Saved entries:
-- -- --
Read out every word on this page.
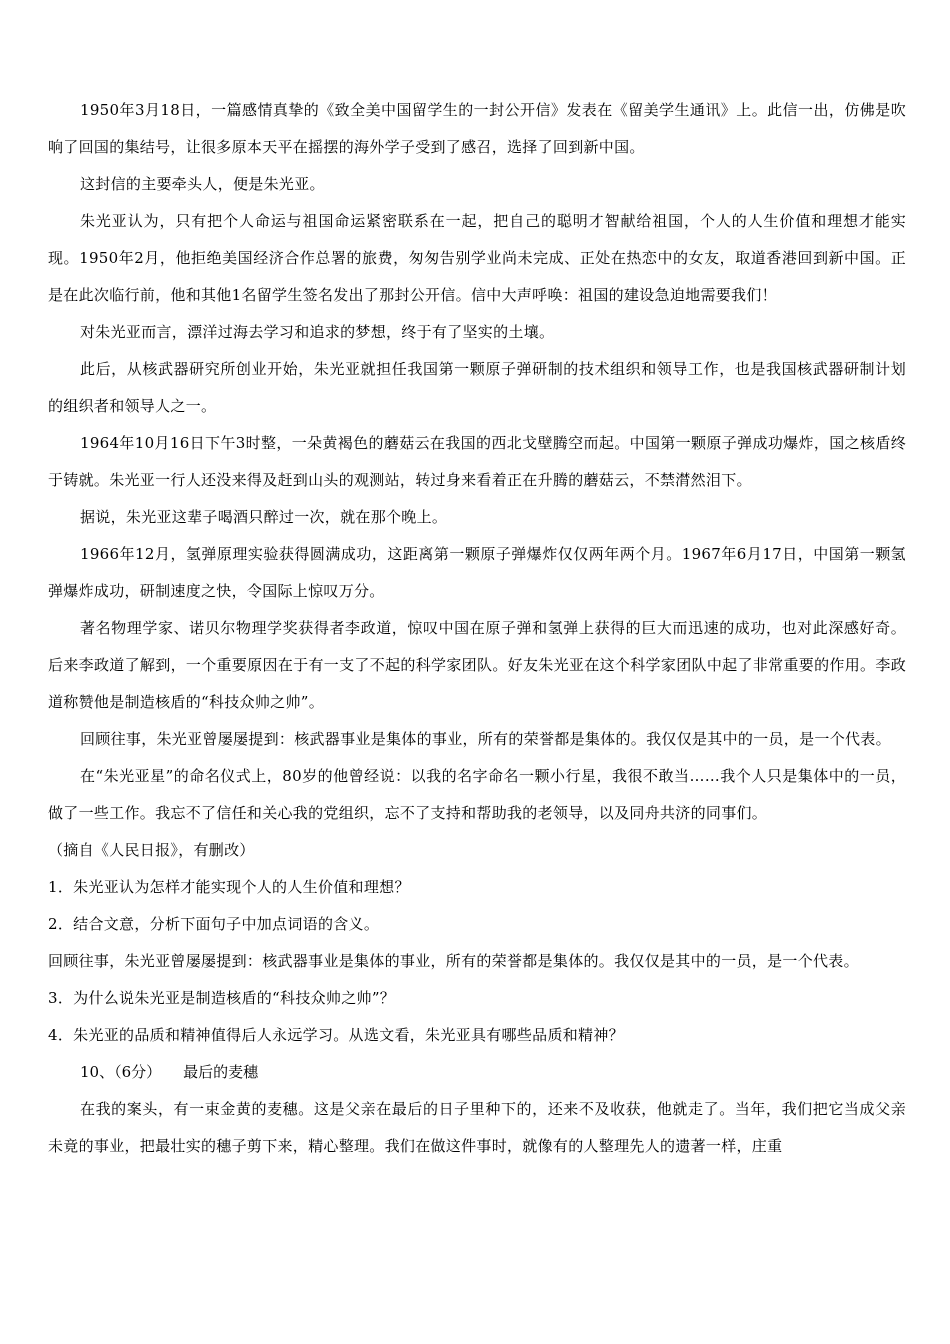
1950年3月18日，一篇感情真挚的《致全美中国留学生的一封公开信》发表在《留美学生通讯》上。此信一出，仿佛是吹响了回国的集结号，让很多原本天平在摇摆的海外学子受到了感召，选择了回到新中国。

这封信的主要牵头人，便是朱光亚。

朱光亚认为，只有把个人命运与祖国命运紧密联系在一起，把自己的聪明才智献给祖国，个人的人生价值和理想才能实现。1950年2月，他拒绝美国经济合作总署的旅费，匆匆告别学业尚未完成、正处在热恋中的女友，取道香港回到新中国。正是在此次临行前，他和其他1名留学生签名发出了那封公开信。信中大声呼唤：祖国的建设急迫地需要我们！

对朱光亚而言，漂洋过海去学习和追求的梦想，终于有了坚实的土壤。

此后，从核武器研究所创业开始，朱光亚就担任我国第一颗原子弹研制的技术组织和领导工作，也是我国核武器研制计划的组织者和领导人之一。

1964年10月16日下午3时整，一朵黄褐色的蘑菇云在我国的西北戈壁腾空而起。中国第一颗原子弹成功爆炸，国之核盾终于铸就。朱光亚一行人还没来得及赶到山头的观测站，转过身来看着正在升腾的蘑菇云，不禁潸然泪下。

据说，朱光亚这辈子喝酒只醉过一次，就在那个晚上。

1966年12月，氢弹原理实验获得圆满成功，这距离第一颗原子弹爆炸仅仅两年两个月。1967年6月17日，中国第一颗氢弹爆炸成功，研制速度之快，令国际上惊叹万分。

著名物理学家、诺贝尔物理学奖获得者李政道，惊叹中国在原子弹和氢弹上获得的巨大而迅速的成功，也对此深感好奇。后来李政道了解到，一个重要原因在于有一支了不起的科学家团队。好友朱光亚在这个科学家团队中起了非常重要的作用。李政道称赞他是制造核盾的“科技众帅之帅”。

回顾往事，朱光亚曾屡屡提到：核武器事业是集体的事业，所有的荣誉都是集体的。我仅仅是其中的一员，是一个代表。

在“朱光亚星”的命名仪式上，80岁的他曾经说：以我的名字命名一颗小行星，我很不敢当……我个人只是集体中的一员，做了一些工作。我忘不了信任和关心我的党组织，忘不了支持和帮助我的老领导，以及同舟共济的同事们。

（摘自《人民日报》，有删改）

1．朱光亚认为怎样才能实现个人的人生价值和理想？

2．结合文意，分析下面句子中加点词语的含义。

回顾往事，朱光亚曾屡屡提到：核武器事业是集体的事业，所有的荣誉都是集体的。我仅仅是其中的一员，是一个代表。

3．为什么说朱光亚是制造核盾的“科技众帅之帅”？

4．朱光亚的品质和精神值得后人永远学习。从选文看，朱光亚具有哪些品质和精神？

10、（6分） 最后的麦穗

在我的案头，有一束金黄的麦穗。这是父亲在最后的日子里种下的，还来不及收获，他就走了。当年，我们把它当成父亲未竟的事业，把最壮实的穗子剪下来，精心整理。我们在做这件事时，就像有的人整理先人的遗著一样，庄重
-- -- --
#### [Exercise task]
Write out the whole listing exactly, and drop the pictures.

#### [Exercise response]
Read out every word on this page.
1950年3月18日，一篇感情真挚的《致全美中国留学生的一封公开信》发表在《留美学生通讯》上。此信一出，仿佛是吹响了回国的集结号，让很多原本天平在摇摆的海外学子受到了感召，选择了回到新中国。

这封信的主要牵头人，便是朱光亚。

朱光亚认为，只有把个人命运与祖国命运紧密联系在一起，把自己的聪明才智献给祖国，个人的人生价值和理想才能实现。1950年2月，他拒绝美国经济合作总署的旅费，匆匆告别学业尚未完成、正处在热恋中的女友，取道香港回到新中国。正是在此次临行前，他和其他1名留学生签名发出了那封公开信。信中大声呼唤：祖国的建设急迫地需要我们！

对朱光亚而言，漂洋过海去学习和追求的梦想，终于有了坚实的土壤。

此后，从核武器研究所创业开始，朱光亚就担任我国第一颗原子弹研制的技术组织和领导工作，也是我国核武器研制计划的组织者和领导人之一。

1964年10月16日下午3时整，一朵黄褐色的蘑菇云在我国的西北戈壁腾空而起。中国第一颗原子弹成功爆炸，国之核盾终于铸就。朱光亚一行人还没来得及赶到山头的观测站，转过身来看着正在升腾的蘑菇云，不禁潸然泪下。

据说，朱光亚这辈子喝酒只醉过一次，就在那个晚上。

1966年12月，氢弹原理实验获得圆满成功，这距离第一颗原子弹爆炸仅仅两年两个月。1967年6月17日，中国第一颗氢弹爆炸成功，研制速度之快，令国际上惊叹万分。

著名物理学家、诺贝尔物理学奖获得者李政道，惊叹中国在原子弹和氢弹上获得的巨大而迅速的成功，也对此深感好奇。后来李政道了解到，一个重要原因在于有一支了不起的科学家团队。好友朱光亚在这个科学家团队中起了非常重要的作用。李政道称赞他是制造核盾的“科技众帅之帅”。

回顾往事，朱光亚曾屡屡提到：核武器事业是集体的事业，所有的荣誉都是集体的。我仅仅是其中的一员，是一个代表。

在“朱光亚星”的命名仪式上，80岁的他曾经说：以我的名字命名一颗小行星，我很不敢当……我个人只是集体中的一员，做了一些工作。我忘不了信任和关心我的党组织，忘不了支持和帮助我的老领导，以及同舟共济的同事们。

（摘自《人民日报》，有删改）

1．朱光亚认为怎样才能实现个人的人生价值和理想？

2．结合文意，分析下面句子中加点词语的含义。

回顾往事，朱光亚曾屡屡提到：核武器事业是集体的事业，所有的荣誉都是集体的。我仅仅是其中的一员，是一个代表。

3．为什么说朱光亚是制造核盾的“科技众帅之帅”？

4．朱光亚的品质和精神值得后人永远学习。从选文看，朱光亚具有哪些品质和精神？

10、（6分） 最后的麦穗

在我的案头，有一束金黄的麦穗。这是父亲在最后的日子里种下的，还来不及收获，他就走了。当年，我们把它当成父亲未竟的事业，把最壮实的穗子剪下来，精心整理。我们在做这件事时，就像有的人整理先人的遗著一样，庄重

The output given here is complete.